■ Given task
Copy out the records in full, word for word, without pictures.

■ Task data
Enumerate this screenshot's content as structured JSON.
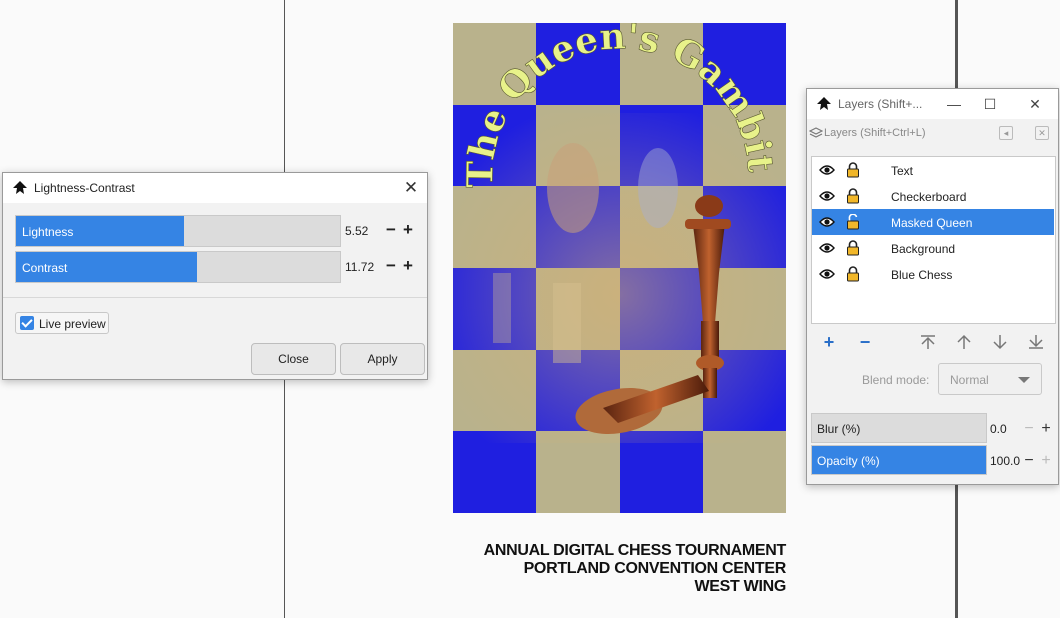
{
  "poster": {
    "title_curve": "The Queen's Gambit",
    "caption": [
      "ANNUAL DIGITAL CHESS TOURNAMENT",
      "PORTLAND CONVENTION CENTER",
      "WEST WING"
    ],
    "colors": {
      "blue": "#1f1fe0",
      "tan": "#b9b28c",
      "title": "#e8f28a"
    }
  },
  "lightness_dialog": {
    "title": "Lightness-Contrast",
    "icon": "inkscape-icon",
    "close_icon": "close-icon",
    "lightness": {
      "label": "Lightness",
      "value": "5.52",
      "level": 0.52
    },
    "contrast": {
      "label": "Contrast",
      "value": "11.72",
      "level": 0.56
    },
    "minus": "−",
    "plus": "+",
    "live_preview": {
      "label": "Live preview",
      "checked": true
    },
    "close_button": "Close",
    "apply_button": "Apply"
  },
  "layers_window": {
    "title": "Layers (Shift+...",
    "tab_title": "Layers (Shift+Ctrl+L)",
    "controls": {
      "minimize": "—",
      "maximize": "☐",
      "close": "✕"
    },
    "layers": [
      {
        "name": "Text",
        "selected": false
      },
      {
        "name": "Checkerboard",
        "selected": false
      },
      {
        "name": "Masked Queen",
        "selected": true
      },
      {
        "name": "Background",
        "selected": false
      },
      {
        "name": "Blue Chess",
        "selected": false
      }
    ],
    "tools": {
      "add": "+",
      "remove": "−"
    },
    "blend_mode_label": "Blend mode:",
    "blend_mode_value": "Normal",
    "blur": {
      "label": "Blur (%)",
      "value": "0.0",
      "level": 0.0
    },
    "opacity": {
      "label": "Opacity (%)",
      "value": "100.0",
      "level": 1.0
    },
    "minus": "−",
    "plus": "+",
    "accent": "#3584e4"
  }
}
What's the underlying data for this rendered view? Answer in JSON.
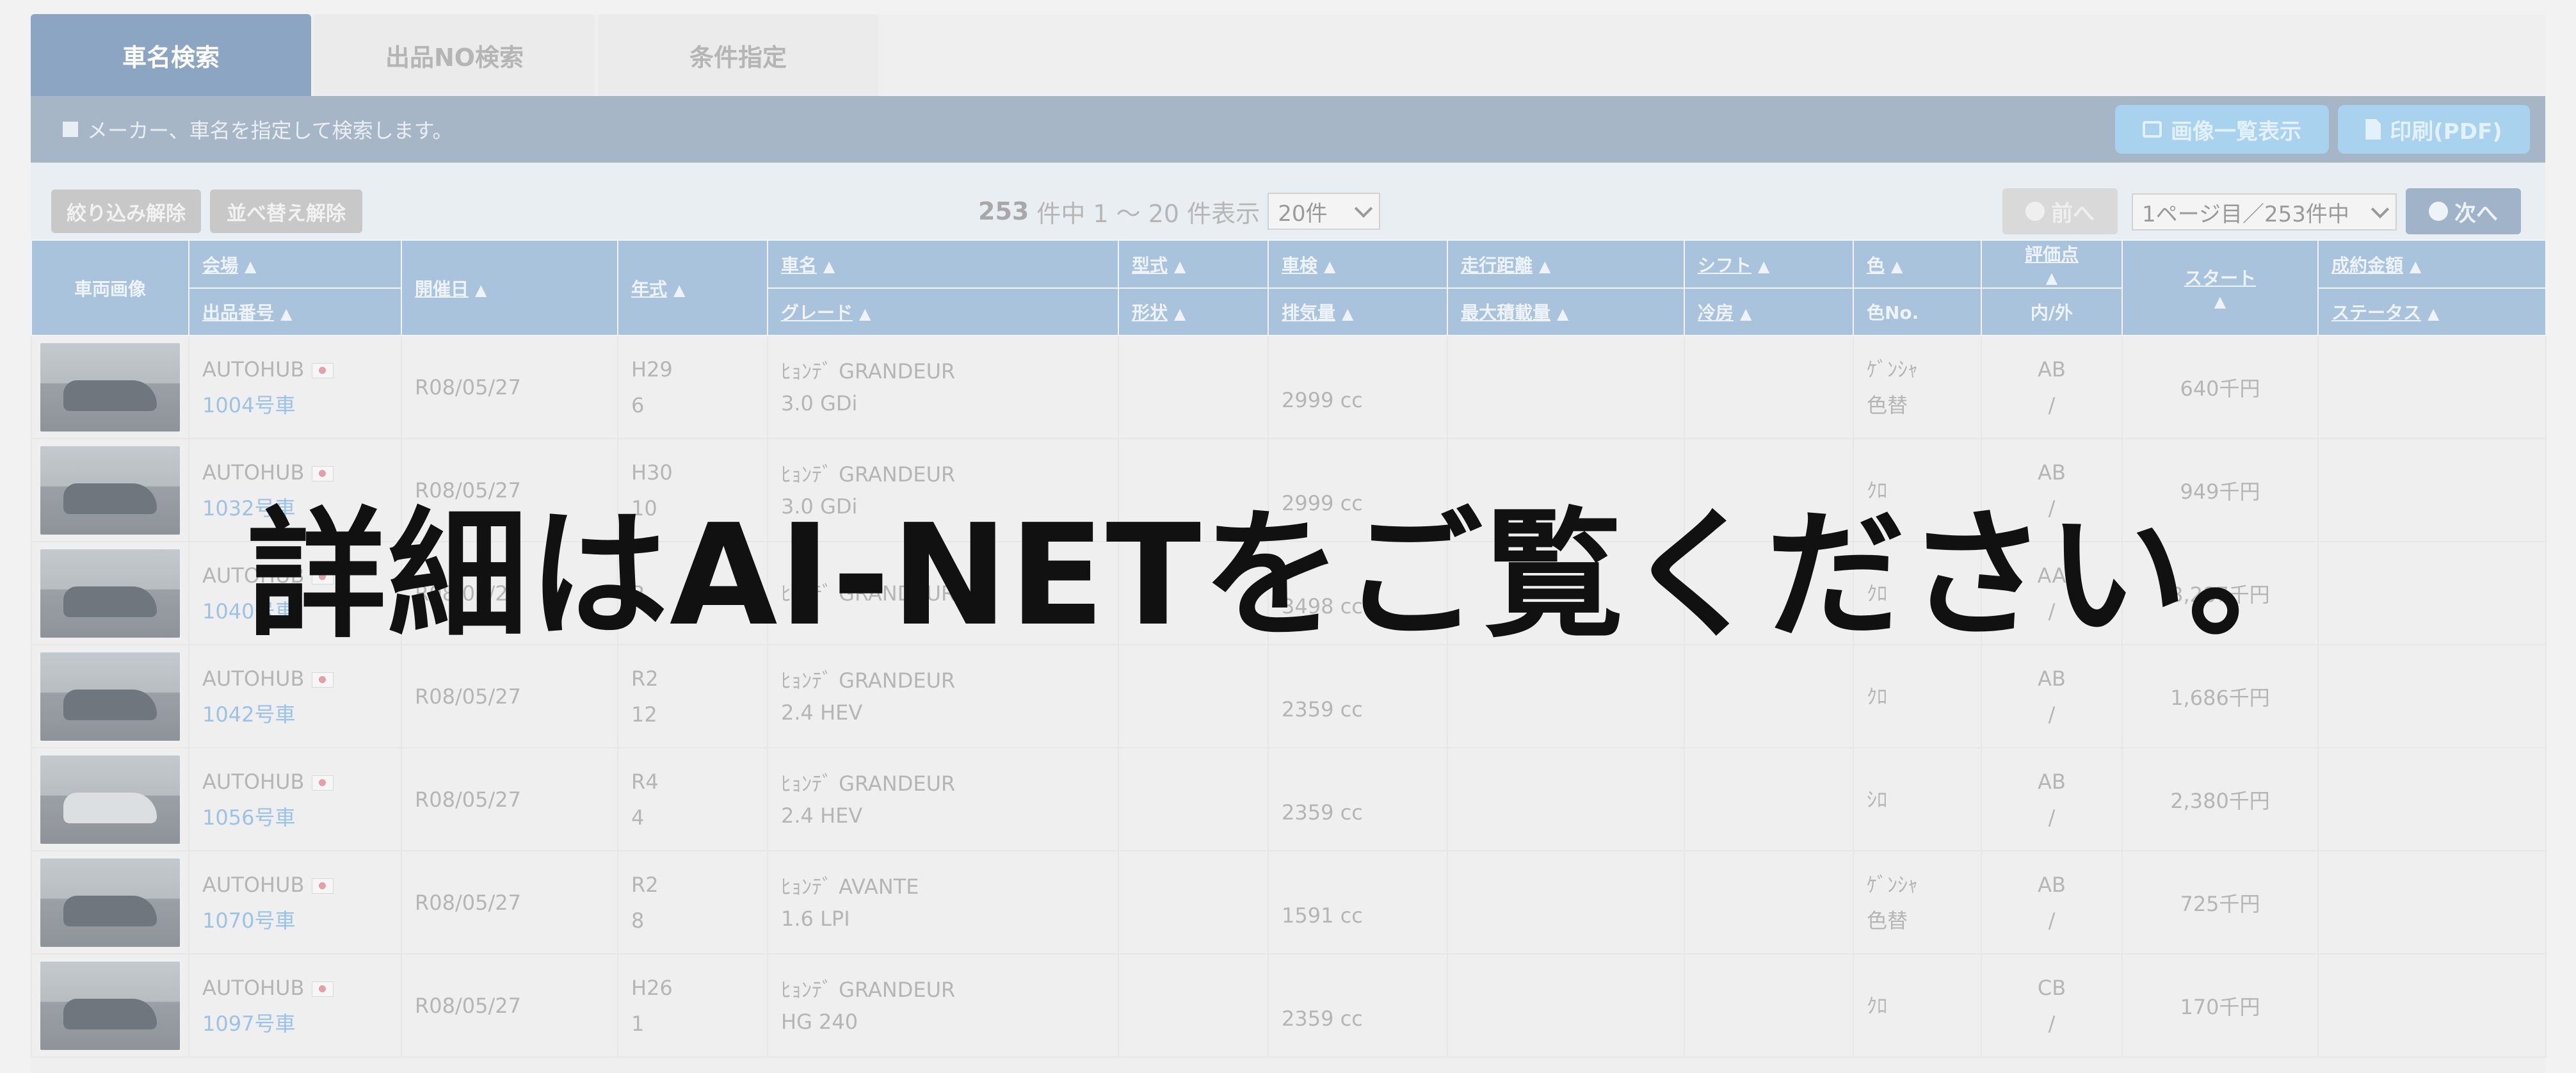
{
  "tabs": [
    {
      "label": "車名検索",
      "active": true
    },
    {
      "label": "出品NO検索",
      "active": false
    },
    {
      "label": "条件指定",
      "active": false
    }
  ],
  "info": {
    "message": "メーカー、車名を指定して検索します。",
    "image_list_button": "画像一覧表示",
    "print_button": "印刷(PDF)"
  },
  "controls": {
    "clear_filter": "絞り込み解除",
    "clear_sort": "並べ替え解除",
    "total": "253",
    "range_text": "件中 1 〜 20 件表示",
    "per_page": "20件",
    "prev": "前へ",
    "page_select": "1ページ目／253件中",
    "next": "次へ"
  },
  "table": {
    "headers": {
      "image": "車両画像",
      "venue": "会場",
      "lot": "出品番号",
      "date": "開催日",
      "year": "年式",
      "name": "車名",
      "grade": "グレード",
      "model": "型式",
      "shape": "形状",
      "inspection": "車検",
      "displacement": "排気量",
      "mileage": "走行距離",
      "max_load": "最大積載量",
      "shift": "シフト",
      "ac": "冷房",
      "color": "色",
      "color_no": "色No.",
      "score": "評価点",
      "inout": "内/外",
      "start": "スタート",
      "sold": "成約金額",
      "status": "ステータス",
      "sort_mark": "▲"
    },
    "rows": [
      {
        "venue": "AUTOHUB",
        "lot": "1004号車",
        "date": "R08/05/27",
        "year": "H29",
        "month": "6",
        "name": "ﾋｮﾝﾃﾞ GRANDEUR",
        "grade": "3.0 GDi",
        "disp": "2999 cc",
        "color": "ｹﾞﾝｼｬ",
        "color2": "色替",
        "score": "AB",
        "inout": "/",
        "start": "640千円"
      },
      {
        "venue": "AUTOHUB",
        "lot": "1032号車",
        "date": "R08/05/27",
        "year": "H30",
        "month": "10",
        "name": "ﾋｮﾝﾃﾞ GRANDEUR",
        "grade": "3.0 GDi",
        "disp": "2999 cc",
        "color": "ｸﾛ",
        "color2": "",
        "score": "AB",
        "inout": "/",
        "start": "949千円"
      },
      {
        "venue": "AUTOHUB",
        "lot": "1040号車",
        "date": "R08/05/27",
        "year": "R",
        "month": "",
        "name": "ﾋｮﾝﾃﾞ GRANDEUR",
        "grade": "",
        "disp": "3498 cc",
        "color": "ｸﾛ",
        "color2": "",
        "score": "AA",
        "inout": "/",
        "start": "3,287千円"
      },
      {
        "venue": "AUTOHUB",
        "lot": "1042号車",
        "date": "R08/05/27",
        "year": "R2",
        "month": "12",
        "name": "ﾋｮﾝﾃﾞ GRANDEUR",
        "grade": "2.4 HEV",
        "disp": "2359 cc",
        "color": "ｸﾛ",
        "color2": "",
        "score": "AB",
        "inout": "/",
        "start": "1,686千円"
      },
      {
        "venue": "AUTOHUB",
        "lot": "1056号車",
        "date": "R08/05/27",
        "year": "R4",
        "month": "4",
        "name": "ﾋｮﾝﾃﾞ GRANDEUR",
        "grade": "2.4 HEV",
        "disp": "2359 cc",
        "color": "ｼﾛ",
        "color2": "",
        "score": "AB",
        "inout": "/",
        "start": "2,380千円"
      },
      {
        "venue": "AUTOHUB",
        "lot": "1070号車",
        "date": "R08/05/27",
        "year": "R2",
        "month": "8",
        "name": "ﾋｮﾝﾃﾞ AVANTE",
        "grade": "1.6 LPI",
        "disp": "1591 cc",
        "color": "ｹﾞﾝｼｬ",
        "color2": "色替",
        "score": "AB",
        "inout": "/",
        "start": "725千円"
      },
      {
        "venue": "AUTOHUB",
        "lot": "1097号車",
        "date": "R08/05/27",
        "year": "H26",
        "month": "1",
        "name": "ﾋｮﾝﾃﾞ GRANDEUR",
        "grade": "HG 240",
        "disp": "2359 cc",
        "color": "ｸﾛ",
        "color2": "",
        "score": "CB",
        "inout": "/",
        "start": "170千円"
      }
    ]
  },
  "overlay": {
    "text": "詳細はAI-NETをご覧ください。"
  }
}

■ Solved exercise
Enumerate this screenshot's content as structured JSON.
{
  "poster": {
    "title_curve": "The Queen's Gambit",
    "caption": [
      "ANNUAL DIGITAL CHESS TOURNAMENT",
      "PORTLAND CONVENTION CENTER",
      "WEST WING"
    ],
    "colors": {
      "blue": "#1f1fe0",
      "tan": "#b9b28c",
      "title": "#e8f28a"
    }
  },
  "lightness_dialog": {
    "title": "Lightness-Contrast",
    "icon": "inkscape-icon",
    "close_icon": "close-icon",
    "lightness": {
      "label": "Lightness",
      "value": "5.52",
      "level": 0.52
    },
    "contrast": {
      "label": "Contrast",
      "value": "11.72",
      "level": 0.56
    },
    "minus": "−",
    "plus": "+",
    "live_preview": {
      "label": "Live preview",
      "checked": true
    },
    "close_button": "Close",
    "apply_button": "Apply"
  },
  "layers_window": {
    "title": "Layers (Shift+...",
    "tab_title": "Layers (Shift+Ctrl+L)",
    "controls": {
      "minimize": "—",
      "maximize": "☐",
      "close": "✕"
    },
    "layers": [
      {
        "name": "Text",
        "selected": false
      },
      {
        "name": "Checkerboard",
        "selected": false
      },
      {
        "name": "Masked Queen",
        "selected": true
      },
      {
        "name": "Background",
        "selected": false
      },
      {
        "name": "Blue Chess",
        "selected": false
      }
    ],
    "tools": {
      "add": "+",
      "remove": "−"
    },
    "blend_mode_label": "Blend mode:",
    "blend_mode_value": "Normal",
    "blur": {
      "label": "Blur (%)",
      "value": "0.0",
      "level": 0.0
    },
    "opacity": {
      "label": "Opacity (%)",
      "value": "100.0",
      "level": 1.0
    },
    "minus": "−",
    "plus": "+",
    "accent": "#3584e4"
  }
}
What's the underlying data for this rendered view? Answer in JSON.
{
  "tabs": [
    {
      "label": "車名検索",
      "active": true
    },
    {
      "label": "出品NO検索",
      "active": false
    },
    {
      "label": "条件指定",
      "active": false
    }
  ],
  "info": {
    "message": "メーカー、車名を指定して検索します。",
    "image_list_button": "画像一覧表示",
    "print_button": "印刷(PDF)"
  },
  "controls": {
    "clear_filter": "絞り込み解除",
    "clear_sort": "並べ替え解除",
    "total": "253",
    "range_text": "件中 1 〜 20 件表示",
    "per_page": "20件",
    "prev": "前へ",
    "page_select": "1ページ目／253件中",
    "next": "次へ"
  },
  "table": {
    "headers": {
      "image": "車両画像",
      "venue": "会場",
      "lot": "出品番号",
      "date": "開催日",
      "year": "年式",
      "name": "車名",
      "grade": "グレード",
      "model": "型式",
      "shape": "形状",
      "inspection": "車検",
      "displacement": "排気量",
      "mileage": "走行距離",
      "max_load": "最大積載量",
      "shift": "シフト",
      "ac": "冷房",
      "color": "色",
      "color_no": "色No.",
      "score": "評価点",
      "inout": "内/外",
      "start": "スタート",
      "sold": "成約金額",
      "status": "ステータス",
      "sort_mark": "▲"
    },
    "rows": [
      {
        "venue": "AUTOHUB",
        "lot": "1004号車",
        "date": "R08/05/27",
        "year": "H29",
        "month": "6",
        "name": "ﾋｮﾝﾃﾞ GRANDEUR",
        "grade": "3.0 GDi",
        "disp": "2999 cc",
        "color": "ｹﾞﾝｼｬ",
        "color2": "色替",
        "score": "AB",
        "inout": "/",
        "start": "640千円"
      },
      {
        "venue": "AUTOHUB",
        "lot": "1032号車",
        "date": "R08/05/27",
        "year": "H30",
        "month": "10",
        "name": "ﾋｮﾝﾃﾞ GRANDEUR",
        "grade": "3.0 GDi",
        "disp": "2999 cc",
        "color": "ｸﾛ",
        "color2": "",
        "score": "AB",
        "inout": "/",
        "start": "949千円"
      },
      {
        "venue": "AUTOHUB",
        "lot": "1040号車",
        "date": "R08/05/27",
        "year": "R",
        "month": "",
        "name": "ﾋｮﾝﾃﾞ GRANDEUR",
        "grade": "",
        "disp": "3498 cc",
        "color": "ｸﾛ",
        "color2": "",
        "score": "AA",
        "inout": "/",
        "start": "3,287千円"
      },
      {
        "venue": "AUTOHUB",
        "lot": "1042号車",
        "date": "R08/05/27",
        "year": "R2",
        "month": "12",
        "name": "ﾋｮﾝﾃﾞ GRANDEUR",
        "grade": "2.4 HEV",
        "disp": "2359 cc",
        "color": "ｸﾛ",
        "color2": "",
        "score": "AB",
        "inout": "/",
        "start": "1,686千円"
      },
      {
        "venue": "AUTOHUB",
        "lot": "1056号車",
        "date": "R08/05/27",
        "year": "R4",
        "month": "4",
        "name": "ﾋｮﾝﾃﾞ GRANDEUR",
        "grade": "2.4 HEV",
        "disp": "2359 cc",
        "color": "ｼﾛ",
        "color2": "",
        "score": "AB",
        "inout": "/",
        "start": "2,380千円"
      },
      {
        "venue": "AUTOHUB",
        "lot": "1070号車",
        "date": "R08/05/27",
        "year": "R2",
        "month": "8",
        "name": "ﾋｮﾝﾃﾞ AVANTE",
        "grade": "1.6 LPI",
        "disp": "1591 cc",
        "color": "ｹﾞﾝｼｬ",
        "color2": "色替",
        "score": "AB",
        "inout": "/",
        "start": "725千円"
      },
      {
        "venue": "AUTOHUB",
        "lot": "1097号車",
        "date": "R08/05/27",
        "year": "H26",
        "month": "1",
        "name": "ﾋｮﾝﾃﾞ GRANDEUR",
        "grade": "HG 240",
        "disp": "2359 cc",
        "color": "ｸﾛ",
        "color2": "",
        "score": "CB",
        "inout": "/",
        "start": "170千円"
      }
    ]
  },
  "overlay": {
    "text": "詳細はAI-NETをご覧ください。"
  }
}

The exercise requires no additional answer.